EXERCISE DESCRIPTION — Pictures do not belong in the copy; restate the records below word for word.

--- Start of RECORDS SUPPLIED ---

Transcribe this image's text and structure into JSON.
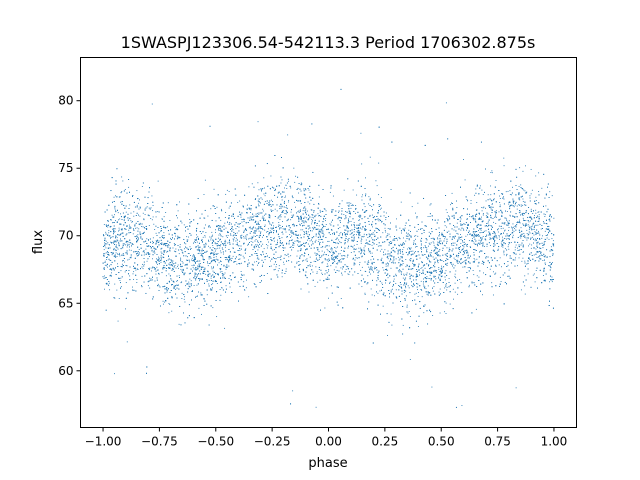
{
  "chart_data": {
    "type": "scatter",
    "title": "1SWASPJ123306.54-542113.3 Period 1706302.875s",
    "xlabel": "phase",
    "ylabel": "flux",
    "xlim": [
      -1.1,
      1.1
    ],
    "ylim": [
      55.8,
      83.2
    ],
    "xticks": [
      -1.0,
      -0.75,
      -0.5,
      -0.25,
      0.0,
      0.25,
      0.5,
      0.75,
      1.0
    ],
    "xtick_labels": [
      "−1.00",
      "−0.75",
      "−0.50",
      "−0.25",
      "0.00",
      "0.25",
      "0.50",
      "0.75",
      "1.00"
    ],
    "yticks": [
      60,
      65,
      70,
      75,
      80
    ],
    "ytick_labels": [
      "60",
      "65",
      "70",
      "75",
      "80"
    ],
    "grid": false,
    "series": [
      {
        "color": "#1f77b4",
        "point_count": 9000,
        "points_summary": {
          "profile_phase": [
            0.0,
            0.1,
            0.2,
            0.3,
            0.4,
            0.5,
            0.6,
            0.7,
            0.8,
            0.9
          ],
          "profile_mean_flux": [
            69.0,
            70.0,
            69.3,
            68.2,
            68.0,
            68.6,
            69.5,
            70.2,
            70.6,
            70.4
          ],
          "scatter_sd": 1.8,
          "outlier_range": [
            57,
            81.5
          ]
        }
      }
    ]
  }
}
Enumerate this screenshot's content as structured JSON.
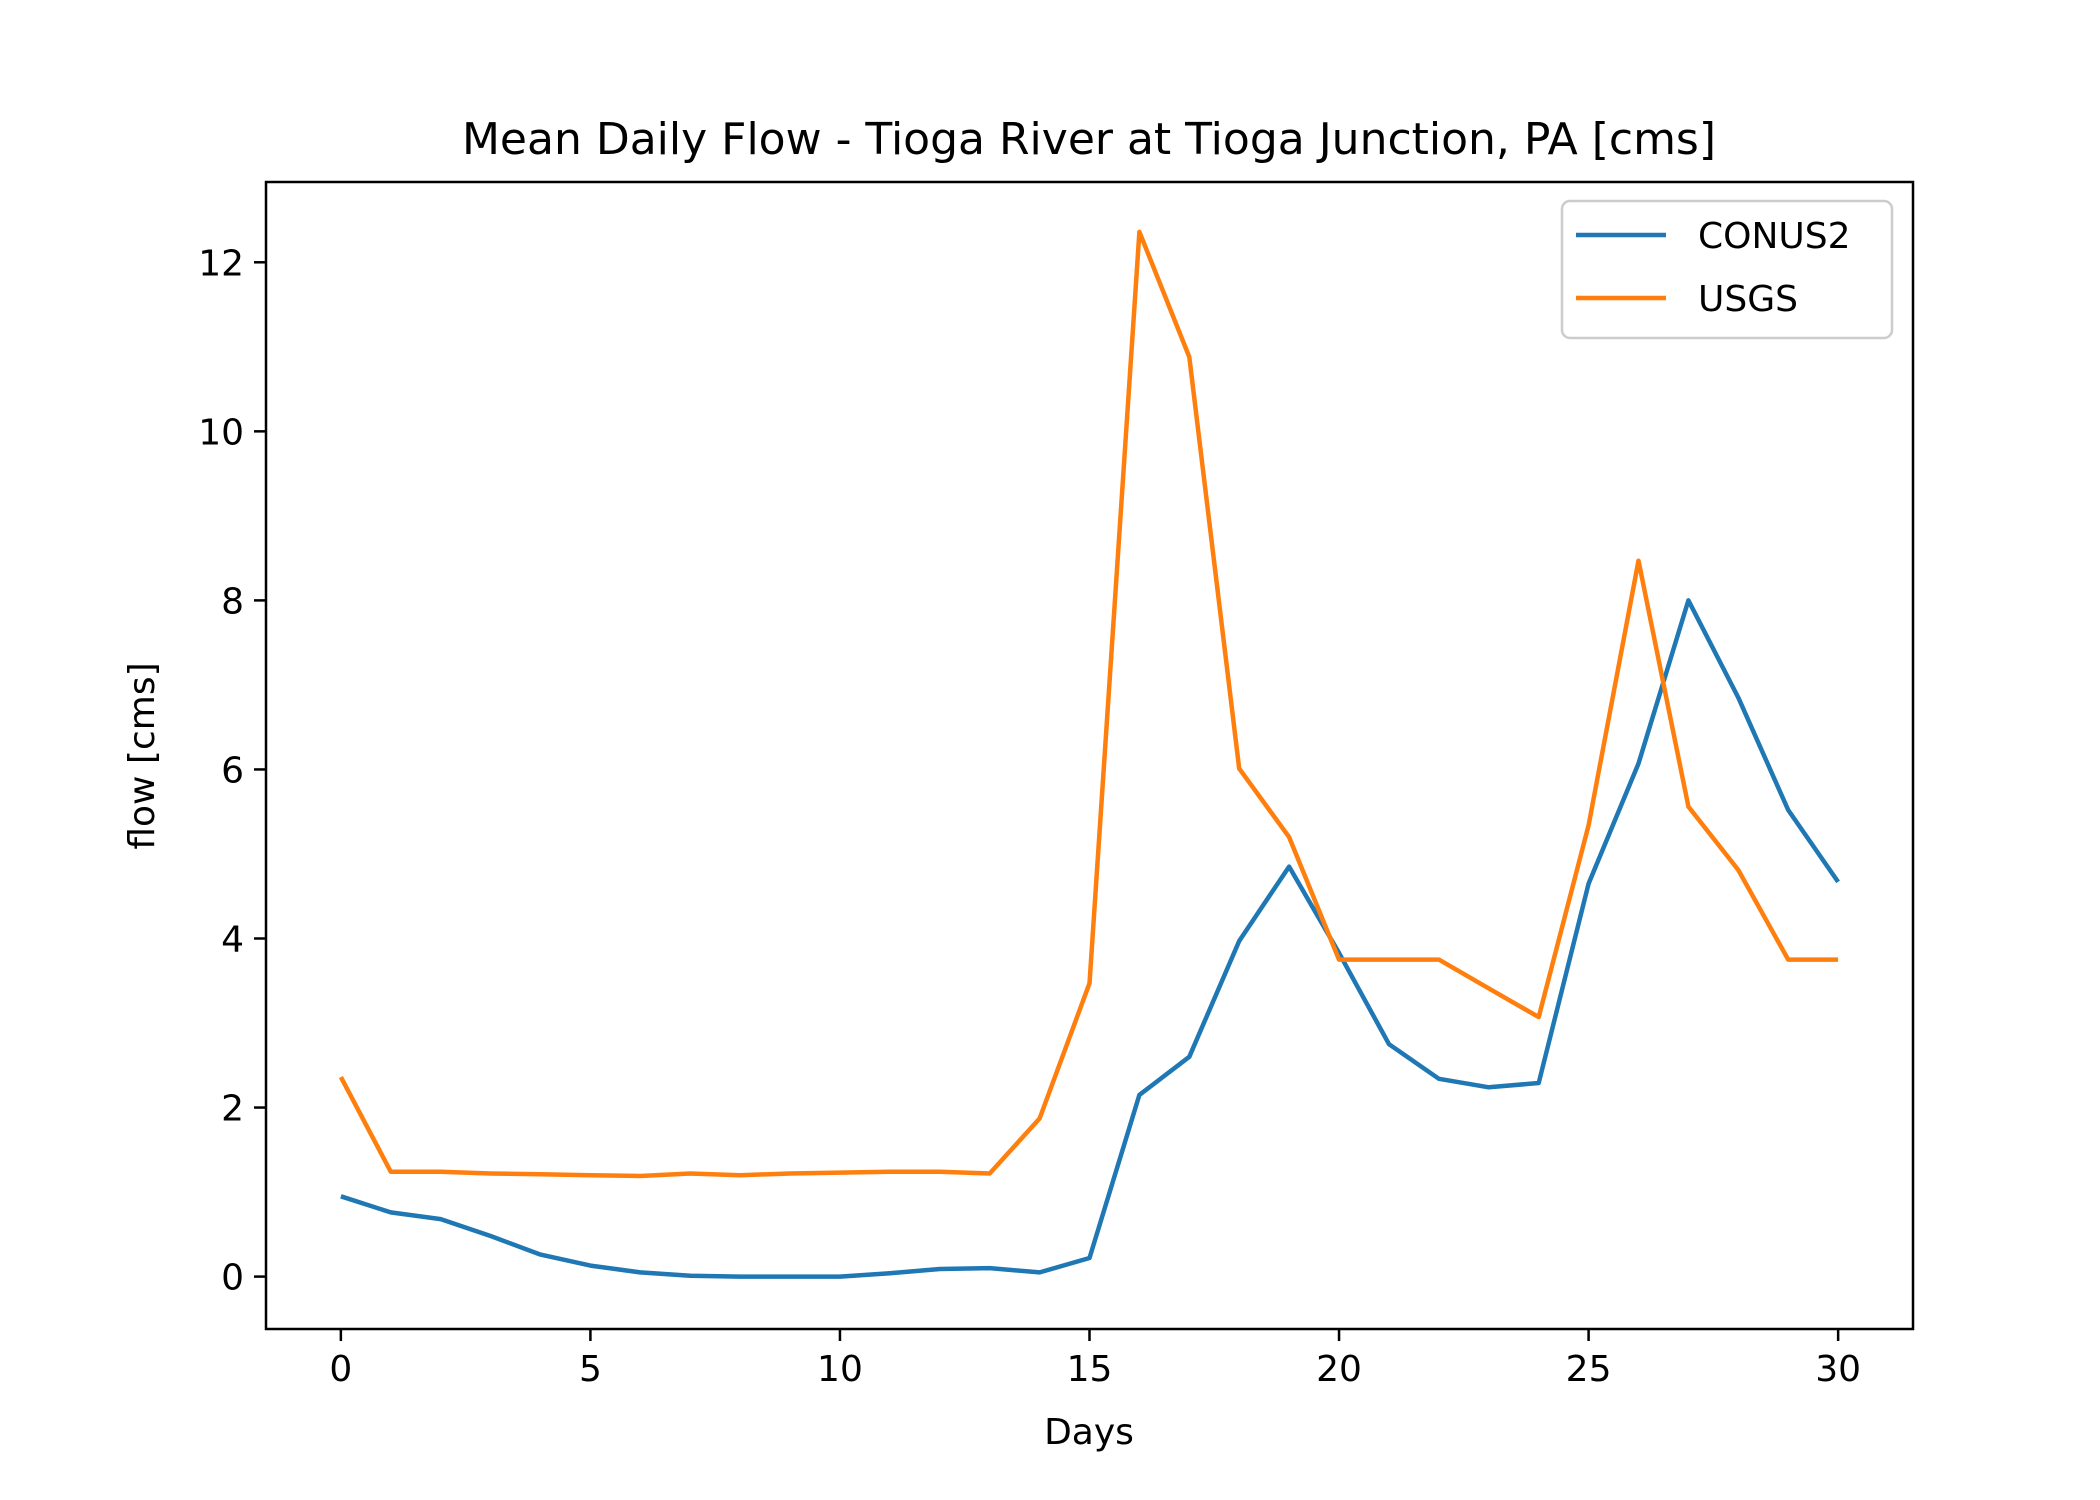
{
  "chart_data": {
    "type": "line",
    "title": "Mean Daily Flow - Tioga River at Tioga Junction, PA [cms]",
    "xlabel": "Days",
    "ylabel": "flow [cms]",
    "xlim": [
      -1.5,
      31.5
    ],
    "ylim": [
      -0.62,
      12.95
    ],
    "xticks": [
      0,
      5,
      10,
      15,
      20,
      25,
      30
    ],
    "yticks": [
      0,
      2,
      4,
      6,
      8,
      10,
      12
    ],
    "grid": false,
    "legend_position": "upper right",
    "x": [
      0,
      1,
      2,
      3,
      4,
      5,
      6,
      7,
      8,
      9,
      10,
      11,
      12,
      13,
      14,
      15,
      16,
      17,
      18,
      19,
      20,
      21,
      22,
      23,
      24,
      25,
      26,
      27,
      28,
      29,
      30
    ],
    "series": [
      {
        "name": "CONUS2",
        "color": "#1f77b4",
        "values": [
          0.95,
          0.76,
          0.68,
          0.48,
          0.26,
          0.13,
          0.05,
          0.01,
          0.0,
          0.0,
          0.0,
          0.04,
          0.09,
          0.1,
          0.05,
          0.22,
          2.15,
          2.6,
          3.97,
          4.85,
          3.83,
          2.75,
          2.34,
          2.24,
          2.29,
          4.65,
          6.07,
          8.0,
          6.85,
          5.52,
          4.67
        ]
      },
      {
        "name": "USGS",
        "color": "#ff7f0e",
        "values": [
          2.36,
          1.24,
          1.24,
          1.22,
          1.21,
          1.2,
          1.19,
          1.22,
          1.2,
          1.22,
          1.23,
          1.24,
          1.24,
          1.22,
          1.87,
          3.47,
          12.36,
          10.88,
          6.01,
          5.2,
          3.75,
          3.75,
          3.75,
          3.41,
          3.07,
          5.34,
          8.47,
          5.56,
          4.81,
          3.75,
          3.75
        ]
      }
    ]
  }
}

--- End of RECORDS SUPPLIED ---

RESPONSE FOR THIS EXERCISE —
Transcribe this image's text and structure into JSON.
{
  "chart_data": {
    "type": "scatter",
    "title": "1SWASPJ123306.54-542113.3 Period 1706302.875s",
    "xlabel": "phase",
    "ylabel": "flux",
    "xlim": [
      -1.1,
      1.1
    ],
    "ylim": [
      55.8,
      83.2
    ],
    "xticks": [
      -1.0,
      -0.75,
      -0.5,
      -0.25,
      0.0,
      0.25,
      0.5,
      0.75,
      1.0
    ],
    "xtick_labels": [
      "−1.00",
      "−0.75",
      "−0.50",
      "−0.25",
      "0.00",
      "0.25",
      "0.50",
      "0.75",
      "1.00"
    ],
    "yticks": [
      60,
      65,
      70,
      75,
      80
    ],
    "ytick_labels": [
      "60",
      "65",
      "70",
      "75",
      "80"
    ],
    "grid": false,
    "series": [
      {
        "color": "#1f77b4",
        "point_count": 9000,
        "points_summary": {
          "profile_phase": [
            0.0,
            0.1,
            0.2,
            0.3,
            0.4,
            0.5,
            0.6,
            0.7,
            0.8,
            0.9
          ],
          "profile_mean_flux": [
            69.0,
            70.0,
            69.3,
            68.2,
            68.0,
            68.6,
            69.5,
            70.2,
            70.6,
            70.4
          ],
          "scatter_sd": 1.8,
          "outlier_range": [
            57,
            81.5
          ]
        }
      }
    ]
  }
}
Enumerate this screenshot's content as structured JSON.
{
  "chart_data": {
    "type": "line",
    "title": "Mean Daily Flow - Tioga River at Tioga Junction, PA [cms]",
    "xlabel": "Days",
    "ylabel": "flow [cms]",
    "xlim": [
      -1.5,
      31.5
    ],
    "ylim": [
      -0.62,
      12.95
    ],
    "xticks": [
      0,
      5,
      10,
      15,
      20,
      25,
      30
    ],
    "yticks": [
      0,
      2,
      4,
      6,
      8,
      10,
      12
    ],
    "grid": false,
    "legend_position": "upper right",
    "x": [
      0,
      1,
      2,
      3,
      4,
      5,
      6,
      7,
      8,
      9,
      10,
      11,
      12,
      13,
      14,
      15,
      16,
      17,
      18,
      19,
      20,
      21,
      22,
      23,
      24,
      25,
      26,
      27,
      28,
      29,
      30
    ],
    "series": [
      {
        "name": "CONUS2",
        "color": "#1f77b4",
        "values": [
          0.95,
          0.76,
          0.68,
          0.48,
          0.26,
          0.13,
          0.05,
          0.01,
          0.0,
          0.0,
          0.0,
          0.04,
          0.09,
          0.1,
          0.05,
          0.22,
          2.15,
          2.6,
          3.97,
          4.85,
          3.83,
          2.75,
          2.34,
          2.24,
          2.29,
          4.65,
          6.07,
          8.0,
          6.85,
          5.52,
          4.67
        ]
      },
      {
        "name": "USGS",
        "color": "#ff7f0e",
        "values": [
          2.36,
          1.24,
          1.24,
          1.22,
          1.21,
          1.2,
          1.19,
          1.22,
          1.2,
          1.22,
          1.23,
          1.24,
          1.24,
          1.22,
          1.87,
          3.47,
          12.36,
          10.88,
          6.01,
          5.2,
          3.75,
          3.75,
          3.75,
          3.41,
          3.07,
          5.34,
          8.47,
          5.56,
          4.81,
          3.75,
          3.75
        ]
      }
    ]
  }
}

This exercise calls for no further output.